#### [What the exercise asks]
Present each line of the entries below that holds the word "Hitler".

==== Given records ====

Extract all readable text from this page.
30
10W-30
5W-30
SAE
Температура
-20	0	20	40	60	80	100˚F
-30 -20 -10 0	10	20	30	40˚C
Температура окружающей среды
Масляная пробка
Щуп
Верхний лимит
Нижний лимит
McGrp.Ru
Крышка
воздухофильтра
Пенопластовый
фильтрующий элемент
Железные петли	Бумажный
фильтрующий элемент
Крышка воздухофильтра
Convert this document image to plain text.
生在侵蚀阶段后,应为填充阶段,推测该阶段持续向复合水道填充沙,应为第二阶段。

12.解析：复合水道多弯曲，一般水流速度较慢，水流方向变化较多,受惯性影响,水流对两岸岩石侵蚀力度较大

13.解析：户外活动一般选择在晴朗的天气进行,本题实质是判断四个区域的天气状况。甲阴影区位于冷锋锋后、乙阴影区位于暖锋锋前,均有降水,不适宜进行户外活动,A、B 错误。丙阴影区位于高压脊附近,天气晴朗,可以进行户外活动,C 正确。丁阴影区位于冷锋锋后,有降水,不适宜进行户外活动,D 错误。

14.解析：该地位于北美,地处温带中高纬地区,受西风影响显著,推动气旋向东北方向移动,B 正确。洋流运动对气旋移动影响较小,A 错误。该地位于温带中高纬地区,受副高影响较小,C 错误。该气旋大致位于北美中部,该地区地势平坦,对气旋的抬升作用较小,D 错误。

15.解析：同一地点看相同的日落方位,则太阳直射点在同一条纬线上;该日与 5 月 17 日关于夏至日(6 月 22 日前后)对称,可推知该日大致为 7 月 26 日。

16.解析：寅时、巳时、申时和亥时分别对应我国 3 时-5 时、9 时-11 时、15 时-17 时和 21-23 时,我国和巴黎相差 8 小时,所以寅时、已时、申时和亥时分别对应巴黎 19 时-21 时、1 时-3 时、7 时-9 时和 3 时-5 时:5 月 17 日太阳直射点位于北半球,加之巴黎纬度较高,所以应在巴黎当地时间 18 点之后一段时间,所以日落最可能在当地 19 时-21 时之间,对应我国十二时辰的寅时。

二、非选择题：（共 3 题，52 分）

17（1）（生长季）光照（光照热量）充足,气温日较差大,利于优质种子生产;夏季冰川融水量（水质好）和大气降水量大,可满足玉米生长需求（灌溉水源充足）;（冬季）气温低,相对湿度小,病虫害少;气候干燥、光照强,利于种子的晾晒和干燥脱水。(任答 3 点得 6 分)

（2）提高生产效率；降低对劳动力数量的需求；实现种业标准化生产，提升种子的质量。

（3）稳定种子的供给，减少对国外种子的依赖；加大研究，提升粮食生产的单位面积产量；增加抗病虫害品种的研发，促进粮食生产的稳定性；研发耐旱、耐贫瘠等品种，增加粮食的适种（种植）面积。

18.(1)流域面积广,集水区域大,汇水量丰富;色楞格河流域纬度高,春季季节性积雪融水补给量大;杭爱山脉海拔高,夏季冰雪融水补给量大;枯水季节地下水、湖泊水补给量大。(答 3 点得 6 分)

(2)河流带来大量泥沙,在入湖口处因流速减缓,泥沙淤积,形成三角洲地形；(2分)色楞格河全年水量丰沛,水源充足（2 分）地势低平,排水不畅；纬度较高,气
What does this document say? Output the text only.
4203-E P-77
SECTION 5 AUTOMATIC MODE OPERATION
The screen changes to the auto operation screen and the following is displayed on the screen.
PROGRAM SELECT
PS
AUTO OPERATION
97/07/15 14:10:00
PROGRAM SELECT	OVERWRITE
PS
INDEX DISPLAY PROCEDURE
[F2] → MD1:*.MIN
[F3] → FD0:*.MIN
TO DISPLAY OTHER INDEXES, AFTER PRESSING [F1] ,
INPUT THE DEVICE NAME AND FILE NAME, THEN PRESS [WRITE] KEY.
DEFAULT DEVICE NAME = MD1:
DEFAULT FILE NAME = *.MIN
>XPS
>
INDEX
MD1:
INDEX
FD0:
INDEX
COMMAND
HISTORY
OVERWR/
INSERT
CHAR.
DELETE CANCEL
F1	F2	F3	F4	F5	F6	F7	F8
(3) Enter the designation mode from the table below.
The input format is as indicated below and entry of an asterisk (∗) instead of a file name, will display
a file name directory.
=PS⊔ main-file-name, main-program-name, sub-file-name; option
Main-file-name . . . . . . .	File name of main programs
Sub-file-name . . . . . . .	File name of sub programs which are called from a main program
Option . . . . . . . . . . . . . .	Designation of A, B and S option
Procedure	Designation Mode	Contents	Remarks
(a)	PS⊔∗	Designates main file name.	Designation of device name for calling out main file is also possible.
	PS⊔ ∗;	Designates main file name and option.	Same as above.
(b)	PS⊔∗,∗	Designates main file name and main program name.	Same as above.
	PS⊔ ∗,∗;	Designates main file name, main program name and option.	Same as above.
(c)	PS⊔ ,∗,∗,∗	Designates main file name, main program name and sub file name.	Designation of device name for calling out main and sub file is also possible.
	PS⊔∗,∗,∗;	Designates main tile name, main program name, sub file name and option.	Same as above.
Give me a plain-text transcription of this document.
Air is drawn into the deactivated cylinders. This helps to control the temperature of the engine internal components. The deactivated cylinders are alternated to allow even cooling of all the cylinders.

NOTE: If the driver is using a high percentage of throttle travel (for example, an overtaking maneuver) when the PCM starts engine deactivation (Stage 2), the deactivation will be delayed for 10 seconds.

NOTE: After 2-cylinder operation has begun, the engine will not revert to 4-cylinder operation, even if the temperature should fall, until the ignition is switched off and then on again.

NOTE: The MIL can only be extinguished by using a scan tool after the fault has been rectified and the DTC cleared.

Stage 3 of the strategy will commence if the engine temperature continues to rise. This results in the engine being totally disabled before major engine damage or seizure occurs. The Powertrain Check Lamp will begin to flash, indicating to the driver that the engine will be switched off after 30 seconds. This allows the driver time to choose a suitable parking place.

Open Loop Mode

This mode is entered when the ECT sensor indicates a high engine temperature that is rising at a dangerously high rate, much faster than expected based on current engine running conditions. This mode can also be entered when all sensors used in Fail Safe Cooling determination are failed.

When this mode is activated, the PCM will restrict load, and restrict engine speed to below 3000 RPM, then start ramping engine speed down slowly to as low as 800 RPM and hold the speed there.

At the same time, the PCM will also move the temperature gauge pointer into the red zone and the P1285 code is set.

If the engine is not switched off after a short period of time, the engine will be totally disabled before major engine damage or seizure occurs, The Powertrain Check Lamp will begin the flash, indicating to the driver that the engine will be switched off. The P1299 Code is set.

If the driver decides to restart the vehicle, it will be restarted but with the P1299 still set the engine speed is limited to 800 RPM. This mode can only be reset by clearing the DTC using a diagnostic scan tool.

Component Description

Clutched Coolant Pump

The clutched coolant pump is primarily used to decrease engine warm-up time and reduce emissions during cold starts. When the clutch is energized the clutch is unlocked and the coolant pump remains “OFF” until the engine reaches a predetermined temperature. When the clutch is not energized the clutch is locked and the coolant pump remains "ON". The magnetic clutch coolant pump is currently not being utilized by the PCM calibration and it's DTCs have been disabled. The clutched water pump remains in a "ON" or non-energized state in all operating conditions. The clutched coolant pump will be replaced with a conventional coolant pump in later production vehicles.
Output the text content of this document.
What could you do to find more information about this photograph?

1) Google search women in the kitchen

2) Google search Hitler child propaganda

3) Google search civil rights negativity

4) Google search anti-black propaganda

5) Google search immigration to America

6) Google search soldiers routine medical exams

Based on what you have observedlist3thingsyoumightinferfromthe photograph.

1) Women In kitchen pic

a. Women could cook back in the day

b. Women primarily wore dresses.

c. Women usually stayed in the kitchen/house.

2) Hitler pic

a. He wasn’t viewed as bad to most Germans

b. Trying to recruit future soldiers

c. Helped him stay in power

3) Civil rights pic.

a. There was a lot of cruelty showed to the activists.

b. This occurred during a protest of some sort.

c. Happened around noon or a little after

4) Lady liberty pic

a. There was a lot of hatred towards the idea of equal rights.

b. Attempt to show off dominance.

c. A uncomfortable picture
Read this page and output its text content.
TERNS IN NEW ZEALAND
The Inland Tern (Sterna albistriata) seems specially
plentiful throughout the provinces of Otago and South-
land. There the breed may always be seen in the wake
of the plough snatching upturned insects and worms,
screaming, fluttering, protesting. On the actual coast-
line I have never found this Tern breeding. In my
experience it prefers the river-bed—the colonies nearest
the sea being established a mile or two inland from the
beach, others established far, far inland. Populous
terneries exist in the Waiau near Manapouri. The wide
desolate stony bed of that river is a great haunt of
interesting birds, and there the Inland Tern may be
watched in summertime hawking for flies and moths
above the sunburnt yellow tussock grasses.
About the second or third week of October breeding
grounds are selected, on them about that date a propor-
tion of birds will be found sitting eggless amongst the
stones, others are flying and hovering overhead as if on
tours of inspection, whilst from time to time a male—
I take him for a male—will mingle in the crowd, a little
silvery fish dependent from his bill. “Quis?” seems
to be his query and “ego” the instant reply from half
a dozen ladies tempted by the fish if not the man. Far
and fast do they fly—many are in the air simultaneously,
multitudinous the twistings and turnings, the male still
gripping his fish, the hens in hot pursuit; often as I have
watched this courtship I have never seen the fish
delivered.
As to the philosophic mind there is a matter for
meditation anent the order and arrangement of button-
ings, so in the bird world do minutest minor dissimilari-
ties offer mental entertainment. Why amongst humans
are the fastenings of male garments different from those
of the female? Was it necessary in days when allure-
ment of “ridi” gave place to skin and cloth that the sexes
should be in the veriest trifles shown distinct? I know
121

====

#### [Task result]
2) Google search Hitler child propaganda
2) Hitler pic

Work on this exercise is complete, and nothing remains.